REQUEST >>
The listing below should be written out exactly; please include all of it.

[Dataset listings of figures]

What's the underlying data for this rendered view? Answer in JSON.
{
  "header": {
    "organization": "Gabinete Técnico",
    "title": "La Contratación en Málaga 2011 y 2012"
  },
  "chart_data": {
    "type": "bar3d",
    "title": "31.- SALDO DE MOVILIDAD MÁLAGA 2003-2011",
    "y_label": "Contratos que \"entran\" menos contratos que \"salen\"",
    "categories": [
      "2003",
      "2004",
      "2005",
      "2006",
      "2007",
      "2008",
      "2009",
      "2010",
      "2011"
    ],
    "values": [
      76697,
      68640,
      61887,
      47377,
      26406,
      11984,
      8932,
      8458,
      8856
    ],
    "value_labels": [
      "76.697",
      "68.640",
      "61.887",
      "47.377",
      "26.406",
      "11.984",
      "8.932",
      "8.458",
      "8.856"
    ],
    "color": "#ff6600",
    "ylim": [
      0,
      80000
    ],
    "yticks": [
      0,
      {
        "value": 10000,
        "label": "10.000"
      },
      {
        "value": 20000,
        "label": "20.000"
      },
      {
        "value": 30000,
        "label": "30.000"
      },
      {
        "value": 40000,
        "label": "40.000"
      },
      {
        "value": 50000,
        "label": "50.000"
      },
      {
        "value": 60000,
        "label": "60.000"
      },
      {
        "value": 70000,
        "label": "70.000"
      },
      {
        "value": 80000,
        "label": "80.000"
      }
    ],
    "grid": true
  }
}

WRITTEN ANSWER >>
What's the underlying data for this rendered view? Answer in JSON.
{
  "header": {
    "organization": "Gabinete Técnico",
    "title": "La Contratación en Málaga 2011 y 2012"
  },
  "chart_data": {
    "type": "bar3d",
    "title": "31.- SALDO DE MOVILIDAD MÁLAGA 2003-2011",
    "y_label": "Contratos que \"entran\" menos contratos que \"salen\"",
    "categories": [
      "2003",
      "2004",
      "2005",
      "2006",
      "2007",
      "2008",
      "2009",
      "2010",
      "2011"
    ],
    "values": [
      76697,
      68640,
      61887,
      47377,
      26406,
      11984,
      8932,
      8458,
      8856
    ],
    "value_labels": [
      "76.697",
      "68.640",
      "61.887",
      "47.377",
      "26.406",
      "11.984",
      "8.932",
      "8.458",
      "8.856"
    ],
    "color": "#ff6600",
    "ylim": [
      0,
      80000
    ],
    "yticks": [
      0,
      {
        "value": 10000,
        "label": "10.000"
      },
      {
        "value": 20000,
        "label": "20.000"
      },
      {
        "value": 30000,
        "label": "30.000"
      },
      {
        "value": 40000,
        "label": "40.000"
      },
      {
        "value": 50000,
        "label": "50.000"
      },
      {
        "value": 60000,
        "label": "60.000"
      },
      {
        "value": 70000,
        "label": "70.000"
      },
      {
        "value": 80000,
        "label": "80.000"
      }
    ],
    "grid": true
  }
}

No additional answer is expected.